-- GIVEN INSTRUCTION --
Copy out the records precisely, omitting pictures.

┌──

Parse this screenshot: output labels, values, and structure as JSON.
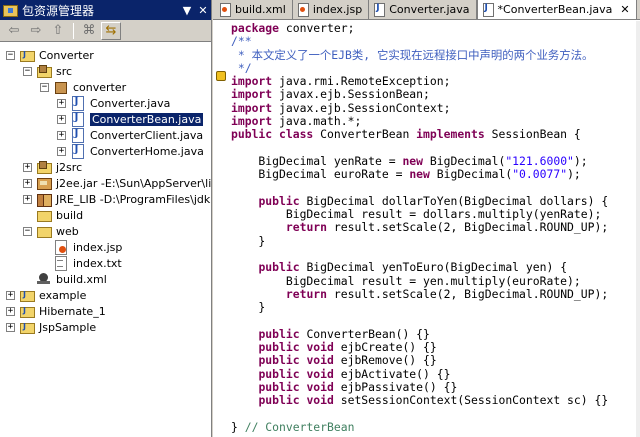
{
  "package_explorer": {
    "title": "包资源管理器",
    "menu_glyph": "▼",
    "close_glyph": "✕",
    "toolbar": {
      "back": "⇦",
      "forward": "⇨",
      "up": "⇧",
      "collapse": "⌘",
      "link": "⇆"
    },
    "tree": [
      {
        "label": "Converter",
        "icon": "project-icon",
        "expand": "−"
      },
      {
        "label": "src",
        "icon": "source-folder-icon",
        "expand": "−"
      },
      {
        "label": "converter",
        "icon": "package-icon",
        "expand": "−"
      },
      {
        "label": "Converter.java",
        "icon": "java-file-icon",
        "expand": "+"
      },
      {
        "label": "ConverterBean.java",
        "icon": "java-file-icon",
        "expand": "+",
        "selected": true
      },
      {
        "label": "ConverterClient.java",
        "icon": "java-file-icon",
        "expand": "+"
      },
      {
        "label": "ConverterHome.java",
        "icon": "java-file-icon",
        "expand": "+"
      },
      {
        "label": "j2src",
        "icon": "source-folder-icon",
        "expand": "+"
      },
      {
        "label": "j2ee.jar -E:\\Sun\\AppServer\\lib",
        "icon": "jar-icon",
        "expand": "+"
      },
      {
        "label": "JRE_LIB -D:\\ProgramFiles\\jdk1",
        "icon": "library-icon",
        "expand": "+"
      },
      {
        "label": "build",
        "icon": "folder-icon",
        "expand": ""
      },
      {
        "label": "web",
        "icon": "folder-icon",
        "expand": "−"
      },
      {
        "label": "index.jsp",
        "icon": "jsp-file-icon",
        "expand": ""
      },
      {
        "label": "index.txt",
        "icon": "text-file-icon",
        "expand": ""
      },
      {
        "label": "build.xml",
        "icon": "ant-file-icon",
        "expand": ""
      },
      {
        "label": "example",
        "icon": "project-icon",
        "expand": "+"
      },
      {
        "label": "Hibernate_1",
        "icon": "project-icon",
        "expand": "+"
      },
      {
        "label": "JspSample",
        "icon": "project-icon",
        "expand": "+"
      }
    ]
  },
  "editor": {
    "tabs": [
      {
        "label": "build.xml",
        "icon": "x"
      },
      {
        "label": "index.jsp",
        "icon": "x"
      },
      {
        "label": "Converter.java",
        "icon": "j"
      },
      {
        "label": "*ConverterBean.java",
        "icon": "j",
        "active": true
      }
    ],
    "tab_close_glyph": "✕",
    "code_lines": [
      [
        [
          "kw",
          "package"
        ],
        [
          "t",
          " converter;"
        ]
      ],
      [
        [
          "cm",
          "/**"
        ]
      ],
      [
        [
          "cm",
          " * 本文定义了一个EJB类, 它实现在远程接口中声明的两个业务方法。"
        ]
      ],
      [
        [
          "cm",
          " */"
        ]
      ],
      [
        [
          "kw",
          "import"
        ],
        [
          "t",
          " java.rmi.RemoteException;"
        ]
      ],
      [
        [
          "kw",
          "import"
        ],
        [
          "t",
          " javax.ejb.SessionBean;"
        ]
      ],
      [
        [
          "kw",
          "import"
        ],
        [
          "t",
          " javax.ejb.SessionContext;"
        ]
      ],
      [
        [
          "kw",
          "import"
        ],
        [
          "t",
          " java.math.*;"
        ]
      ],
      [
        [
          "kw",
          "public class"
        ],
        [
          "t",
          " ConverterBean "
        ],
        [
          "kw",
          "implements"
        ],
        [
          "t",
          " SessionBean {"
        ]
      ],
      [
        [
          "t",
          ""
        ]
      ],
      [
        [
          "t",
          "    BigDecimal yenRate = "
        ],
        [
          "kw",
          "new"
        ],
        [
          "t",
          " BigDecimal("
        ],
        [
          "str",
          "\"121.6000\""
        ],
        [
          "t",
          ");"
        ]
      ],
      [
        [
          "t",
          "    BigDecimal euroRate = "
        ],
        [
          "kw",
          "new"
        ],
        [
          "t",
          " BigDecimal("
        ],
        [
          "str",
          "\"0.0077\""
        ],
        [
          "t",
          ");"
        ]
      ],
      [
        [
          "t",
          ""
        ]
      ],
      [
        [
          "t",
          "    "
        ],
        [
          "kw",
          "public"
        ],
        [
          "t",
          " BigDecimal dollarToYen(BigDecimal dollars) {"
        ]
      ],
      [
        [
          "t",
          "        BigDecimal result = dollars.multiply(yenRate);"
        ]
      ],
      [
        [
          "t",
          "        "
        ],
        [
          "kw",
          "return"
        ],
        [
          "t",
          " result.setScale(2, BigDecimal.ROUND_UP);"
        ]
      ],
      [
        [
          "t",
          "    }"
        ]
      ],
      [
        [
          "t",
          ""
        ]
      ],
      [
        [
          "t",
          "    "
        ],
        [
          "kw",
          "public"
        ],
        [
          "t",
          " BigDecimal yenToEuro(BigDecimal yen) {"
        ]
      ],
      [
        [
          "t",
          "        BigDecimal result = yen.multiply(euroRate);"
        ]
      ],
      [
        [
          "t",
          "        "
        ],
        [
          "kw",
          "return"
        ],
        [
          "t",
          " result.setScale(2, BigDecimal.ROUND_UP);"
        ]
      ],
      [
        [
          "t",
          "    }"
        ]
      ],
      [
        [
          "t",
          ""
        ]
      ],
      [
        [
          "t",
          "    "
        ],
        [
          "kw",
          "public"
        ],
        [
          "t",
          " ConverterBean() {}"
        ]
      ],
      [
        [
          "t",
          "    "
        ],
        [
          "kw",
          "public void"
        ],
        [
          "t",
          " ejbCreate() {}"
        ]
      ],
      [
        [
          "t",
          "    "
        ],
        [
          "kw",
          "public void"
        ],
        [
          "t",
          " ejbRemove() {}"
        ]
      ],
      [
        [
          "t",
          "    "
        ],
        [
          "kw",
          "public void"
        ],
        [
          "t",
          " ejbActivate() {}"
        ]
      ],
      [
        [
          "t",
          "    "
        ],
        [
          "kw",
          "public void"
        ],
        [
          "t",
          " ejbPassivate() {}"
        ]
      ],
      [
        [
          "t",
          "    "
        ],
        [
          "kw",
          "public void"
        ],
        [
          "t",
          " setSessionContext(SessionContext sc) {}"
        ]
      ],
      [
        [
          "t",
          ""
        ]
      ],
      [
        [
          "t",
          "} "
        ],
        [
          "lc",
          "// ConverterBean"
        ]
      ]
    ]
  }
}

└──

-- TASK RESPONSE --
Parse this screenshot: output labels, values, and structure as JSON.
{
  "package_explorer": {
    "title": "包资源管理器",
    "menu_glyph": "▼",
    "close_glyph": "✕",
    "toolbar": {
      "back": "⇦",
      "forward": "⇨",
      "up": "⇧",
      "collapse": "⌘",
      "link": "⇆"
    },
    "tree": [
      {
        "label": "Converter",
        "icon": "project-icon",
        "expand": "−"
      },
      {
        "label": "src",
        "icon": "source-folder-icon",
        "expand": "−"
      },
      {
        "label": "converter",
        "icon": "package-icon",
        "expand": "−"
      },
      {
        "label": "Converter.java",
        "icon": "java-file-icon",
        "expand": "+"
      },
      {
        "label": "ConverterBean.java",
        "icon": "java-file-icon",
        "expand": "+",
        "selected": true
      },
      {
        "label": "ConverterClient.java",
        "icon": "java-file-icon",
        "expand": "+"
      },
      {
        "label": "ConverterHome.java",
        "icon": "java-file-icon",
        "expand": "+"
      },
      {
        "label": "j2src",
        "icon": "source-folder-icon",
        "expand": "+"
      },
      {
        "label": "j2ee.jar -E:\\Sun\\AppServer\\lib",
        "icon": "jar-icon",
        "expand": "+"
      },
      {
        "label": "JRE_LIB -D:\\ProgramFiles\\jdk1",
        "icon": "library-icon",
        "expand": "+"
      },
      {
        "label": "build",
        "icon": "folder-icon",
        "expand": ""
      },
      {
        "label": "web",
        "icon": "folder-icon",
        "expand": "−"
      },
      {
        "label": "index.jsp",
        "icon": "jsp-file-icon",
        "expand": ""
      },
      {
        "label": "index.txt",
        "icon": "text-file-icon",
        "expand": ""
      },
      {
        "label": "build.xml",
        "icon": "ant-file-icon",
        "expand": ""
      },
      {
        "label": "example",
        "icon": "project-icon",
        "expand": "+"
      },
      {
        "label": "Hibernate_1",
        "icon": "project-icon",
        "expand": "+"
      },
      {
        "label": "JspSample",
        "icon": "project-icon",
        "expand": "+"
      }
    ]
  },
  "editor": {
    "tabs": [
      {
        "label": "build.xml",
        "icon": "x"
      },
      {
        "label": "index.jsp",
        "icon": "x"
      },
      {
        "label": "Converter.java",
        "icon": "j"
      },
      {
        "label": "*ConverterBean.java",
        "icon": "j",
        "active": true
      }
    ],
    "tab_close_glyph": "✕",
    "code_lines": [
      [
        [
          "kw",
          "package"
        ],
        [
          "t",
          " converter;"
        ]
      ],
      [
        [
          "cm",
          "/**"
        ]
      ],
      [
        [
          "cm",
          " * 本文定义了一个EJB类, 它实现在远程接口中声明的两个业务方法。"
        ]
      ],
      [
        [
          "cm",
          " */"
        ]
      ],
      [
        [
          "kw",
          "import"
        ],
        [
          "t",
          " java.rmi.RemoteException;"
        ]
      ],
      [
        [
          "kw",
          "import"
        ],
        [
          "t",
          " javax.ejb.SessionBean;"
        ]
      ],
      [
        [
          "kw",
          "import"
        ],
        [
          "t",
          " javax.ejb.SessionContext;"
        ]
      ],
      [
        [
          "kw",
          "import"
        ],
        [
          "t",
          " java.math.*;"
        ]
      ],
      [
        [
          "kw",
          "public class"
        ],
        [
          "t",
          " ConverterBean "
        ],
        [
          "kw",
          "implements"
        ],
        [
          "t",
          " SessionBean {"
        ]
      ],
      [
        [
          "t",
          ""
        ]
      ],
      [
        [
          "t",
          "    BigDecimal yenRate = "
        ],
        [
          "kw",
          "new"
        ],
        [
          "t",
          " BigDecimal("
        ],
        [
          "str",
          "\"121.6000\""
        ],
        [
          "t",
          ");"
        ]
      ],
      [
        [
          "t",
          "    BigDecimal euroRate = "
        ],
        [
          "kw",
          "new"
        ],
        [
          "t",
          " BigDecimal("
        ],
        [
          "str",
          "\"0.0077\""
        ],
        [
          "t",
          ");"
        ]
      ],
      [
        [
          "t",
          ""
        ]
      ],
      [
        [
          "t",
          "    "
        ],
        [
          "kw",
          "public"
        ],
        [
          "t",
          " BigDecimal dollarToYen(BigDecimal dollars) {"
        ]
      ],
      [
        [
          "t",
          "        BigDecimal result = dollars.multiply(yenRate);"
        ]
      ],
      [
        [
          "t",
          "        "
        ],
        [
          "kw",
          "return"
        ],
        [
          "t",
          " result.setScale(2, BigDecimal.ROUND_UP);"
        ]
      ],
      [
        [
          "t",
          "    }"
        ]
      ],
      [
        [
          "t",
          ""
        ]
      ],
      [
        [
          "t",
          "    "
        ],
        [
          "kw",
          "public"
        ],
        [
          "t",
          " BigDecimal yenToEuro(BigDecimal yen) {"
        ]
      ],
      [
        [
          "t",
          "        BigDecimal result = yen.multiply(euroRate);"
        ]
      ],
      [
        [
          "t",
          "        "
        ],
        [
          "kw",
          "return"
        ],
        [
          "t",
          " result.setScale(2, BigDecimal.ROUND_UP);"
        ]
      ],
      [
        [
          "t",
          "    }"
        ]
      ],
      [
        [
          "t",
          ""
        ]
      ],
      [
        [
          "t",
          "    "
        ],
        [
          "kw",
          "public"
        ],
        [
          "t",
          " ConverterBean() {}"
        ]
      ],
      [
        [
          "t",
          "    "
        ],
        [
          "kw",
          "public void"
        ],
        [
          "t",
          " ejbCreate() {}"
        ]
      ],
      [
        [
          "t",
          "    "
        ],
        [
          "kw",
          "public void"
        ],
        [
          "t",
          " ejbRemove() {}"
        ]
      ],
      [
        [
          "t",
          "    "
        ],
        [
          "kw",
          "public void"
        ],
        [
          "t",
          " ejbActivate() {}"
        ]
      ],
      [
        [
          "t",
          "    "
        ],
        [
          "kw",
          "public void"
        ],
        [
          "t",
          " ejbPassivate() {}"
        ]
      ],
      [
        [
          "t",
          "    "
        ],
        [
          "kw",
          "public void"
        ],
        [
          "t",
          " setSessionContext(SessionContext sc) {}"
        ]
      ],
      [
        [
          "t",
          ""
        ]
      ],
      [
        [
          "t",
          "} "
        ],
        [
          "lc",
          "// ConverterBean"
        ]
      ]
    ]
  }
}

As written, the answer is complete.